- [YOUR INSTRUCTIONS]:
Write out the material exactly, leaving every picture behind.

- [RECORDS PROVIDED]:
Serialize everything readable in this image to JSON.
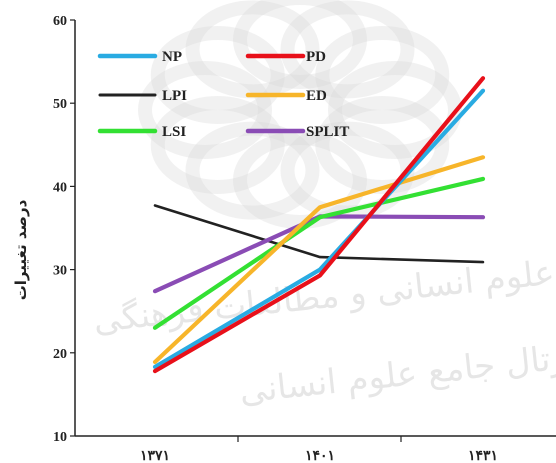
{
  "chart_data": {
    "type": "line",
    "title": "",
    "xlabel": "",
    "ylabel": "درصد تغییرات",
    "ylim": [
      10,
      60
    ],
    "yticks": [
      10,
      20,
      30,
      40,
      50,
      60
    ],
    "categories": [
      "۱۳۷۱",
      "۱۴۰۱",
      "۱۴۳۱"
    ],
    "grid": false,
    "legend_position": "top-left",
    "series": [
      {
        "name": "NP",
        "color": "#29abe2",
        "values": [
          18.3,
          30.0,
          51.5
        ]
      },
      {
        "name": "PD",
        "color": "#e8101a",
        "values": [
          17.8,
          29.3,
          53.0
        ]
      },
      {
        "name": "LPI",
        "color": "#222222",
        "values": [
          37.7,
          31.5,
          30.9
        ]
      },
      {
        "name": "ED",
        "color": "#f7b52a",
        "values": [
          18.9,
          37.5,
          43.5
        ]
      },
      {
        "name": "LSI",
        "color": "#33e033",
        "values": [
          23.0,
          36.3,
          40.9
        ]
      },
      {
        "name": "SPLIT",
        "color": "#8a4cb5",
        "values": [
          27.4,
          36.4,
          36.3
        ]
      }
    ],
    "watermark_lines": [
      "پژوهشگاه علوم انسانی و مطالعات فرهنگی",
      "پرتال جامع علوم انسانی"
    ]
  }
}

- [EXERCISE OUTPUT]:
Serialize everything readable in this image to JSON.
{
  "chart_data": {
    "type": "line",
    "title": "",
    "xlabel": "",
    "ylabel": "درصد تغییرات",
    "ylim": [
      10,
      60
    ],
    "yticks": [
      10,
      20,
      30,
      40,
      50,
      60
    ],
    "categories": [
      "۱۳۷۱",
      "۱۴۰۱",
      "۱۴۳۱"
    ],
    "grid": false,
    "legend_position": "top-left",
    "series": [
      {
        "name": "NP",
        "color": "#29abe2",
        "values": [
          18.3,
          30.0,
          51.5
        ]
      },
      {
        "name": "PD",
        "color": "#e8101a",
        "values": [
          17.8,
          29.3,
          53.0
        ]
      },
      {
        "name": "LPI",
        "color": "#222222",
        "values": [
          37.7,
          31.5,
          30.9
        ]
      },
      {
        "name": "ED",
        "color": "#f7b52a",
        "values": [
          18.9,
          37.5,
          43.5
        ]
      },
      {
        "name": "LSI",
        "color": "#33e033",
        "values": [
          23.0,
          36.3,
          40.9
        ]
      },
      {
        "name": "SPLIT",
        "color": "#8a4cb5",
        "values": [
          27.4,
          36.4,
          36.3
        ]
      }
    ],
    "watermark_lines": [
      "پژوهشگاه علوم انسانی و مطالعات فرهنگی",
      "پرتال جامع علوم انسانی"
    ]
  }
}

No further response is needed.